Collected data

+++

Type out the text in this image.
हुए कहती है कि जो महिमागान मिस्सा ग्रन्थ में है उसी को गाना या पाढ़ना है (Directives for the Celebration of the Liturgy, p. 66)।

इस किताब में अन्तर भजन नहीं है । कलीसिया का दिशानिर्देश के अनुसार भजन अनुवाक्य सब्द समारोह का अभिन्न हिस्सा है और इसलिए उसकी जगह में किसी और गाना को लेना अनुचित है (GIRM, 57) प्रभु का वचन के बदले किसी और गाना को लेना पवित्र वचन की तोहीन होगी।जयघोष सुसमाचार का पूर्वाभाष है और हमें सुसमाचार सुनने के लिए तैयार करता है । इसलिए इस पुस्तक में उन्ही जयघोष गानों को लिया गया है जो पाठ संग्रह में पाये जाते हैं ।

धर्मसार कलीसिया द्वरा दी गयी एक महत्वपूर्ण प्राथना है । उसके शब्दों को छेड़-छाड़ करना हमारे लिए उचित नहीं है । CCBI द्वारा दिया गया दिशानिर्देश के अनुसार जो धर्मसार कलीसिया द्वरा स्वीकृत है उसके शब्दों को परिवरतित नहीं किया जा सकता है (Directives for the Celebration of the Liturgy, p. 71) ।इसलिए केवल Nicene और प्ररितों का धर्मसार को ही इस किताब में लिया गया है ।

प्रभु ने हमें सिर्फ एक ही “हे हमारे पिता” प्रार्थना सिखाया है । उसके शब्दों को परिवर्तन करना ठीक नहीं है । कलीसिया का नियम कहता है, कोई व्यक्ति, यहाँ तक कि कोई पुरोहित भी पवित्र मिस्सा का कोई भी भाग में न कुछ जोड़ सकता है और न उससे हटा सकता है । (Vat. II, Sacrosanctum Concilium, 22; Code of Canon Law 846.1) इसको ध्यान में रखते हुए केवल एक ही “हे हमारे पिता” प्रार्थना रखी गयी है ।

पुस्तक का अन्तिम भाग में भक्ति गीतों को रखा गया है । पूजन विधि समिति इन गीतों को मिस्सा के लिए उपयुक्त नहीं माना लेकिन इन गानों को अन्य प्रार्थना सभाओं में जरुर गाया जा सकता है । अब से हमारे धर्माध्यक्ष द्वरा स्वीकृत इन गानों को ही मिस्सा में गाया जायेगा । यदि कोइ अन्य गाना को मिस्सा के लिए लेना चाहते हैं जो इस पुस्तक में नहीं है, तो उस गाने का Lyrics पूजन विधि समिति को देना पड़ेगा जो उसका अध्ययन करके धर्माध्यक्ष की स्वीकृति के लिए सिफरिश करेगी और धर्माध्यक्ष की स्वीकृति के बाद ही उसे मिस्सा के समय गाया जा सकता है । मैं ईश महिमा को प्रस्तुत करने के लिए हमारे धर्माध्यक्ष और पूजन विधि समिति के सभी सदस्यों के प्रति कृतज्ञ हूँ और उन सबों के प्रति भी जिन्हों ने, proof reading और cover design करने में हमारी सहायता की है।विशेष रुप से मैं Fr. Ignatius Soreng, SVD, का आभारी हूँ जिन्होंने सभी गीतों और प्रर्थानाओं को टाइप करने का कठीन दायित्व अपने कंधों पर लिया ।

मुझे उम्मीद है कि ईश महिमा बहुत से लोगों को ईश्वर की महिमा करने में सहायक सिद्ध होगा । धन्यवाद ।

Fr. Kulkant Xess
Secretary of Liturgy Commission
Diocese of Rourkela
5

+++

- **What needs to be done**: Give back all the data exactly as written.

- **Response below**:
Type out the text in this image.
हुए कहती है कि जो महिमागान मिस्सा ग्रन्थ में है उसी को गाना या पाढ़ना है (Directives for the Celebration of the Liturgy, p. 66)।

इस किताब में अन्तर भजन नहीं है । कलीसिया का दिशानिर्देश के अनुसार भजन अनुवाक्य सब्द समारोह का अभिन्न हिस्सा है और इसलिए उसकी जगह में किसी और गाना को लेना अनुचित है (GIRM, 57) प्रभु का वचन के बदले किसी और गाना को लेना पवित्र वचन की तोहीन होगी।जयघोष सुसमाचार का पूर्वाभाष है और हमें सुसमाचार सुनने के लिए तैयार करता है । इसलिए इस पुस्तक में उन्ही जयघोष गानों को लिया गया है जो पाठ संग्रह में पाये जाते हैं ।

धर्मसार कलीसिया द्वरा दी गयी एक महत्वपूर्ण प्राथना है । उसके शब्दों को छेड़-छाड़ करना हमारे लिए उचित नहीं है । CCBI द्वारा दिया गया दिशानिर्देश के अनुसार जो धर्मसार कलीसिया द्वरा स्वीकृत है उसके शब्दों को परिवरतित नहीं किया जा सकता है (Directives for the Celebration of the Liturgy, p. 71) ।इसलिए केवल Nicene और प्ररितों का धर्मसार को ही इस किताब में लिया गया है ।

प्रभु ने हमें सिर्फ एक ही “हे हमारे पिता” प्रार्थना सिखाया है । उसके शब्दों को परिवर्तन करना ठीक नहीं है । कलीसिया का नियम कहता है, कोई व्यक्ति, यहाँ तक कि कोई पुरोहित भी पवित्र मिस्सा का कोई भी भाग में न कुछ जोड़ सकता है और न उससे हटा सकता है । (Vat. II, Sacrosanctum Concilium, 22; Code of Canon Law 846.1) इसको ध्यान में रखते हुए केवल एक ही “हे हमारे पिता” प्रार्थना रखी गयी है ।

पुस्तक का अन्तिम भाग में भक्ति गीतों को रखा गया है । पूजन विधि समिति इन गीतों को मिस्सा के लिए उपयुक्त नहीं माना लेकिन इन गानों को अन्य प्रार्थना सभाओं में जरुर गाया जा सकता है । अब से हमारे धर्माध्यक्ष द्वरा स्वीकृत इन गानों को ही मिस्सा में गाया जायेगा । यदि कोइ अन्य गाना को मिस्सा के लिए लेना चाहते हैं जो इस पुस्तक में नहीं है, तो उस गाने का Lyrics पूजन विधि समिति को देना पड़ेगा जो उसका अध्ययन करके धर्माध्यक्ष की स्वीकृति के लिए सिफरिश करेगी और धर्माध्यक्ष की स्वीकृति के बाद ही उसे मिस्सा के समय गाया जा सकता है । मैं ईश महिमा को प्रस्तुत करने के लिए हमारे धर्माध्यक्ष और पूजन विधि समिति के सभी सदस्यों के प्रति कृतज्ञ हूँ और उन सबों के प्रति भी जिन्हों ने, proof reading और cover design करने में हमारी सहायता की है।विशेष रुप से मैं Fr. Ignatius Soreng, SVD, का आभारी हूँ जिन्होंने सभी गीतों और प्रर्थानाओं को टाइप करने का कठीन दायित्व अपने कंधों पर लिया ।

मुझे उम्मीद है कि ईश महिमा बहुत से लोगों को ईश्वर की महिमा करने में सहायक सिद्ध होगा । धन्यवाद ।

Fr. Kulkant Xess
Secretary of Liturgy Commission
Diocese of Rourkela
5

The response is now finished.